> _STATED EXERCISE_
Return every entry exactly as written.

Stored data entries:
────────────────────

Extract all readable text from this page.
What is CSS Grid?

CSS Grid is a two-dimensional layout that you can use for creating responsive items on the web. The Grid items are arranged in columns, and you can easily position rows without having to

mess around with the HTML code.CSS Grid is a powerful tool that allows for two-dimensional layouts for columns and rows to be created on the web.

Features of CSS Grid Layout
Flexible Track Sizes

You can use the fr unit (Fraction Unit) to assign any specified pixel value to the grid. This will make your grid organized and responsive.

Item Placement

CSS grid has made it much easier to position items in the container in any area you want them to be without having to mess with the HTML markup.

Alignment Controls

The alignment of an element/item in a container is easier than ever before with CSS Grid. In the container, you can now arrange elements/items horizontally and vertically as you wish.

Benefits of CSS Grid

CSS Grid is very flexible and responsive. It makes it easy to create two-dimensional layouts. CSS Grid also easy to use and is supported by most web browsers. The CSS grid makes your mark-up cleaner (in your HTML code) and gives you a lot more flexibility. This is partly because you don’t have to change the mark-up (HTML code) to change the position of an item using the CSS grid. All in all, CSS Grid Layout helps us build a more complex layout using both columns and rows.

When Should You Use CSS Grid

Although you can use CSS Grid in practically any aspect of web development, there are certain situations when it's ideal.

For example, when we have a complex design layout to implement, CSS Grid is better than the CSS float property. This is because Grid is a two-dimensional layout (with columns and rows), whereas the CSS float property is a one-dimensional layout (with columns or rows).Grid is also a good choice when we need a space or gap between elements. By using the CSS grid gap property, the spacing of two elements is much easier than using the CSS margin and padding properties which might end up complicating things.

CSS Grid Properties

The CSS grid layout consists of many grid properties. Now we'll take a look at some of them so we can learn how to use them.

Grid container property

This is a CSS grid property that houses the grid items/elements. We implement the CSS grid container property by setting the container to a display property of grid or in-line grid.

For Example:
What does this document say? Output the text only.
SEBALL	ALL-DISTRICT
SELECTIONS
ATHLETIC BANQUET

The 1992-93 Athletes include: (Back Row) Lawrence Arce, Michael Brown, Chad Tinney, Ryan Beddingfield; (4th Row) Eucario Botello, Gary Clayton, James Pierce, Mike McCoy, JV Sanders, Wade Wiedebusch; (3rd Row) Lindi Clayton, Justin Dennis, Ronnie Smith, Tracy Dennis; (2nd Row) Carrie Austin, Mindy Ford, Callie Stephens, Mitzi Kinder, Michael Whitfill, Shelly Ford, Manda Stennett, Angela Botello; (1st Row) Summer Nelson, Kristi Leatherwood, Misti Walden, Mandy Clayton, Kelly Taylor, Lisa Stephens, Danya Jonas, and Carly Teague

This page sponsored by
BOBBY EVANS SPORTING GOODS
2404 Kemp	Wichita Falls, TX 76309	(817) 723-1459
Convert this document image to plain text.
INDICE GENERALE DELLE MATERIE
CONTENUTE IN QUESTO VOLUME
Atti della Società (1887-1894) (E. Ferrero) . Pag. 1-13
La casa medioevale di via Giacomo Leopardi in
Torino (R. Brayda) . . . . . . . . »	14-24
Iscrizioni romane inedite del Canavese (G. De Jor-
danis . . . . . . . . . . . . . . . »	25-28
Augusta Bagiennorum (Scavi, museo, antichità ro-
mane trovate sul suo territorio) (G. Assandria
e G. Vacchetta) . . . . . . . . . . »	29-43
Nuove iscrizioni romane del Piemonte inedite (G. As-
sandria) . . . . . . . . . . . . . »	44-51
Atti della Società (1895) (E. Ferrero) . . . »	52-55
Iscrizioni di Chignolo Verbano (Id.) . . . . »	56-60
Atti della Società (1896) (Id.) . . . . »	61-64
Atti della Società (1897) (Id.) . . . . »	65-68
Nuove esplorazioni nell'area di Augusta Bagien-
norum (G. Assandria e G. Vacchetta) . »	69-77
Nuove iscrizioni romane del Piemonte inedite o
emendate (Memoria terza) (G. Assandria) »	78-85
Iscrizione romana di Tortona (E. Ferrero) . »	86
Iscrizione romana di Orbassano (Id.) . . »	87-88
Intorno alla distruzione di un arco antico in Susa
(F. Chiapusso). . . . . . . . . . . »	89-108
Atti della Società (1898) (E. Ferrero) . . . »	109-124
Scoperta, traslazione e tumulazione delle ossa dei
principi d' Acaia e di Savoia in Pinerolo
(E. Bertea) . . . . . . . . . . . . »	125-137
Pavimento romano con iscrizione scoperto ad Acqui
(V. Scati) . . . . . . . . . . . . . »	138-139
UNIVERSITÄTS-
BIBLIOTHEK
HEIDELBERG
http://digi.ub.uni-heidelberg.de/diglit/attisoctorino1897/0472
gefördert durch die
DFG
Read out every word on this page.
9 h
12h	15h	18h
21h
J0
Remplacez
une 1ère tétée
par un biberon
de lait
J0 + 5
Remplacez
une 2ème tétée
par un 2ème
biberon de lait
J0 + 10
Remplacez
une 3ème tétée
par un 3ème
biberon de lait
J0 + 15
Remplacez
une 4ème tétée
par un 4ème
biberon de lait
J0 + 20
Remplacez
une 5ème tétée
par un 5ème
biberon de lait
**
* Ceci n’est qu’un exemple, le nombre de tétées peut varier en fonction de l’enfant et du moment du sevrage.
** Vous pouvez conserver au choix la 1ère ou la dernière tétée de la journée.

────────────────────

> _RESPONSE TO THE TASK_
Extract all readable text from this page.
What is CSS Grid?

CSS Grid is a two-dimensional layout that you can use for creating responsive items on the web. The Grid items are arranged in columns, and you can easily position rows without having to

mess around with the HTML code.CSS Grid is a powerful tool that allows for two-dimensional layouts for columns and rows to be created on the web.

Features of CSS Grid Layout
Flexible Track Sizes

You can use the fr unit (Fraction Unit) to assign any specified pixel value to the grid. This will make your grid organized and responsive.

Item Placement

CSS grid has made it much easier to position items in the container in any area you want them to be without having to mess with the HTML markup.

Alignment Controls

The alignment of an element/item in a container is easier than ever before with CSS Grid. In the container, you can now arrange elements/items horizontally and vertically as you wish.

Benefits of CSS Grid

CSS Grid is very flexible and responsive. It makes it easy to create two-dimensional layouts. CSS Grid also easy to use and is supported by most web browsers. The CSS grid makes your mark-up cleaner (in your HTML code) and gives you a lot more flexibility. This is partly because you don’t have to change the mark-up (HTML code) to change the position of an item using the CSS grid. All in all, CSS Grid Layout helps us build a more complex layout using both columns and rows.

When Should You Use CSS Grid

Although you can use CSS Grid in practically any aspect of web development, there are certain situations when it's ideal.

For example, when we have a complex design layout to implement, CSS Grid is better than the CSS float property. This is because Grid is a two-dimensional layout (with columns and rows), whereas the CSS float property is a one-dimensional layout (with columns or rows).Grid is also a good choice when we need a space or gap between elements. By using the CSS grid gap property, the spacing of two elements is much easier than using the CSS margin and padding properties which might end up complicating things.

CSS Grid Properties

The CSS grid layout consists of many grid properties. Now we'll take a look at some of them so we can learn how to use them.

Grid container property

This is a CSS grid property that houses the grid items/elements. We implement the CSS grid container property by setting the container to a display property of grid or in-line grid.

For Example:
What does this document say? Output the text only.
SEBALL	ALL-DISTRICT
SELECTIONS
ATHLETIC BANQUET

The 1992-93 Athletes include: (Back Row) Lawrence Arce, Michael Brown, Chad Tinney, Ryan Beddingfield; (4th Row) Eucario Botello, Gary Clayton, James Pierce, Mike McCoy, JV Sanders, Wade Wiedebusch; (3rd Row) Lindi Clayton, Justin Dennis, Ronnie Smith, Tracy Dennis; (2nd Row) Carrie Austin, Mindy Ford, Callie Stephens, Mitzi Kinder, Michael Whitfill, Shelly Ford, Manda Stennett, Angela Botello; (1st Row) Summer Nelson, Kristi Leatherwood, Misti Walden, Mandy Clayton, Kelly Taylor, Lisa Stephens, Danya Jonas, and Carly Teague

This page sponsored by
BOBBY EVANS SPORTING GOODS
2404 Kemp	Wichita Falls, TX 76309	(817) 723-1459
Convert this document image to plain text.
INDICE GENERALE DELLE MATERIE
CONTENUTE IN QUESTO VOLUME
Atti della Società (1887-1894) (E. Ferrero) . Pag. 1-13
La casa medioevale di via Giacomo Leopardi in
Torino (R. Brayda) . . . . . . . . »	14-24
Iscrizioni romane inedite del Canavese (G. De Jor-
danis . . . . . . . . . . . . . . . »	25-28
Augusta Bagiennorum (Scavi, museo, antichità ro-
mane trovate sul suo territorio) (G. Assandria
e G. Vacchetta) . . . . . . . . . . »	29-43
Nuove iscrizioni romane del Piemonte inedite (G. As-
sandria) . . . . . . . . . . . . . »	44-51
Atti della Società (1895) (E. Ferrero) . . . »	52-55
Iscrizioni di Chignolo Verbano (Id.) . . . . »	56-60
Atti della Società (1896) (Id.) . . . . »	61-64
Atti della Società (1897) (Id.) . . . . »	65-68
Nuove esplorazioni nell'area di Augusta Bagien-
norum (G. Assandria e G. Vacchetta) . »	69-77
Nuove iscrizioni romane del Piemonte inedite o
emendate (Memoria terza) (G. Assandria) »	78-85
Iscrizione romana di Tortona (E. Ferrero) . »	86
Iscrizione romana di Orbassano (Id.) . . »	87-88
Intorno alla distruzione di un arco antico in Susa
(F. Chiapusso). . . . . . . . . . . »	89-108
Atti della Società (1898) (E. Ferrero) . . . »	109-124
Scoperta, traslazione e tumulazione delle ossa dei
principi d' Acaia e di Savoia in Pinerolo
(E. Bertea) . . . . . . . . . . . . »	125-137
Pavimento romano con iscrizione scoperto ad Acqui
(V. Scati) . . . . . . . . . . . . . »	138-139
UNIVERSITÄTS-
BIBLIOTHEK
HEIDELBERG
http://digi.ub.uni-heidelberg.de/diglit/attisoctorino1897/0472
gefördert durch die
DFG
Read out every word on this page.
9 h
12h	15h	18h
21h
J0
Remplacez
une 1ère tétée
par un biberon
de lait
J0 + 5
Remplacez
une 2ème tétée
par un 2ème
biberon de lait
J0 + 10
Remplacez
une 3ème tétée
par un 3ème
biberon de lait
J0 + 15
Remplacez
une 4ème tétée
par un 4ème
biberon de lait
J0 + 20
Remplacez
une 5ème tétée
par un 5ème
biberon de lait
**
* Ceci n’est qu’un exemple, le nombre de tétées peut varier en fonction de l’enfant et du moment du sevrage.
** Vous pouvez conserver au choix la 1ère ou la dernière tétée de la journée.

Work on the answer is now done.